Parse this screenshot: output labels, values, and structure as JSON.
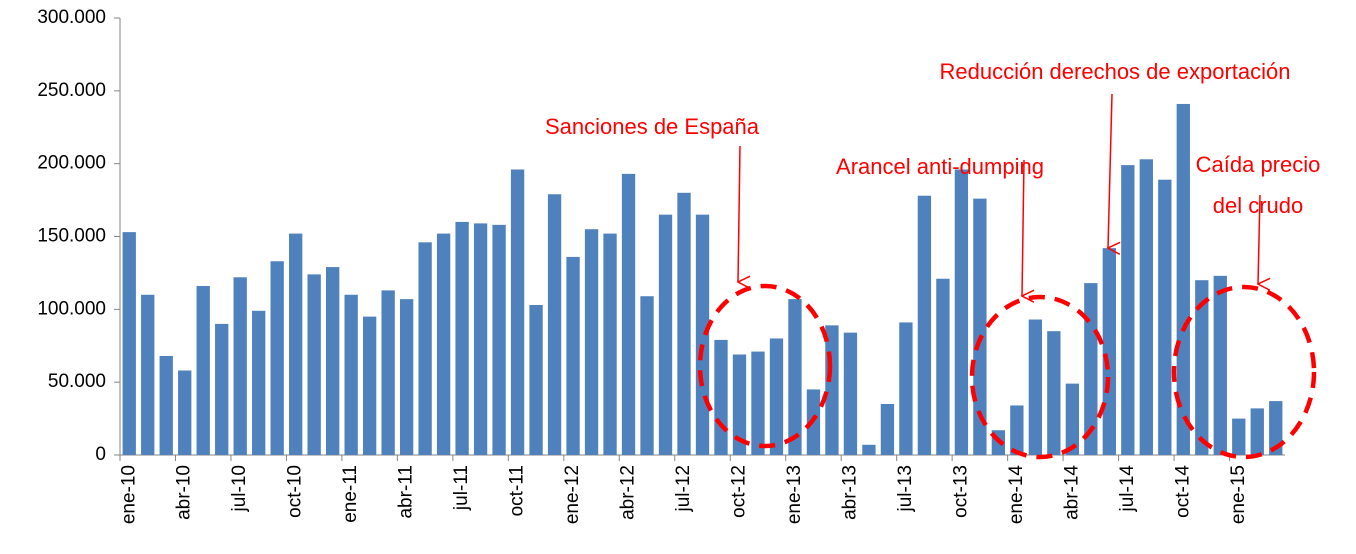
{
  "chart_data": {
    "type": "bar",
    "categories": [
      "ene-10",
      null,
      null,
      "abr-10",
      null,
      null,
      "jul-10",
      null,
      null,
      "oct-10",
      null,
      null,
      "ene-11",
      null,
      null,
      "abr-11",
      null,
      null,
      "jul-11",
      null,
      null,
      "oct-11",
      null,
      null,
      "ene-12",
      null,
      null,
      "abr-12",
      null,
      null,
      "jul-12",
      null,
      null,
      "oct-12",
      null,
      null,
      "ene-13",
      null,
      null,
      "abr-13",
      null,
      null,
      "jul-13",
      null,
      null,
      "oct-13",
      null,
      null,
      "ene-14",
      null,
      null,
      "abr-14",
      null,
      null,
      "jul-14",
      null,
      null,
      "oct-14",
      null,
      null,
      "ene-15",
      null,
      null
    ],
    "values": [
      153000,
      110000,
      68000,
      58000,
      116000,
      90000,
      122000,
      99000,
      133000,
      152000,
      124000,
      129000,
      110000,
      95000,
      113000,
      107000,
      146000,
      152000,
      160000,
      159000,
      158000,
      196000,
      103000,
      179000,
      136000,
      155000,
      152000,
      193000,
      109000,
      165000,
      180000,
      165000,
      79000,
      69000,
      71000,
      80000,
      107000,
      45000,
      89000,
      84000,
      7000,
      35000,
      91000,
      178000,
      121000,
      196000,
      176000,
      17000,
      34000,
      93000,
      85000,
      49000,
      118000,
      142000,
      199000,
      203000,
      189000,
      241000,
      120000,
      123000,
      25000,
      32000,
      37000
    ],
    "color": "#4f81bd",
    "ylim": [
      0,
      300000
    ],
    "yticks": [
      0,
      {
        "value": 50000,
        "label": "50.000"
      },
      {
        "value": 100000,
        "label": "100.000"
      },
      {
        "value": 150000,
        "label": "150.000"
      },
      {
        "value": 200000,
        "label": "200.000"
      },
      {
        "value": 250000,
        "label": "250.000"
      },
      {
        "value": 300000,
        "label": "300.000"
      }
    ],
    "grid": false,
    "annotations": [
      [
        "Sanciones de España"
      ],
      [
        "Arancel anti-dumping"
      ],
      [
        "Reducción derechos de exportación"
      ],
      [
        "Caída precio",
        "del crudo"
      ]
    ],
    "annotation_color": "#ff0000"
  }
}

##############################

Work instructions = Repeat the material above in full and exactly, apart from the pictures.

Exercise output =
Parse this screenshot: output labels, values, and structure as JSON.
{
  "chart_data": {
    "type": "bar",
    "categories": [
      "ene-10",
      null,
      null,
      "abr-10",
      null,
      null,
      "jul-10",
      null,
      null,
      "oct-10",
      null,
      null,
      "ene-11",
      null,
      null,
      "abr-11",
      null,
      null,
      "jul-11",
      null,
      null,
      "oct-11",
      null,
      null,
      "ene-12",
      null,
      null,
      "abr-12",
      null,
      null,
      "jul-12",
      null,
      null,
      "oct-12",
      null,
      null,
      "ene-13",
      null,
      null,
      "abr-13",
      null,
      null,
      "jul-13",
      null,
      null,
      "oct-13",
      null,
      null,
      "ene-14",
      null,
      null,
      "abr-14",
      null,
      null,
      "jul-14",
      null,
      null,
      "oct-14",
      null,
      null,
      "ene-15",
      null,
      null
    ],
    "values": [
      153000,
      110000,
      68000,
      58000,
      116000,
      90000,
      122000,
      99000,
      133000,
      152000,
      124000,
      129000,
      110000,
      95000,
      113000,
      107000,
      146000,
      152000,
      160000,
      159000,
      158000,
      196000,
      103000,
      179000,
      136000,
      155000,
      152000,
      193000,
      109000,
      165000,
      180000,
      165000,
      79000,
      69000,
      71000,
      80000,
      107000,
      45000,
      89000,
      84000,
      7000,
      35000,
      91000,
      178000,
      121000,
      196000,
      176000,
      17000,
      34000,
      93000,
      85000,
      49000,
      118000,
      142000,
      199000,
      203000,
      189000,
      241000,
      120000,
      123000,
      25000,
      32000,
      37000
    ],
    "color": "#4f81bd",
    "ylim": [
      0,
      300000
    ],
    "yticks": [
      0,
      {
        "value": 50000,
        "label": "50.000"
      },
      {
        "value": 100000,
        "label": "100.000"
      },
      {
        "value": 150000,
        "label": "150.000"
      },
      {
        "value": 200000,
        "label": "200.000"
      },
      {
        "value": 250000,
        "label": "250.000"
      },
      {
        "value": 300000,
        "label": "300.000"
      }
    ],
    "grid": false,
    "annotations": [
      [
        "Sanciones de España"
      ],
      [
        "Arancel anti-dumping"
      ],
      [
        "Reducción derechos de exportación"
      ],
      [
        "Caída precio",
        "del crudo"
      ]
    ],
    "annotation_color": "#ff0000"
  }
}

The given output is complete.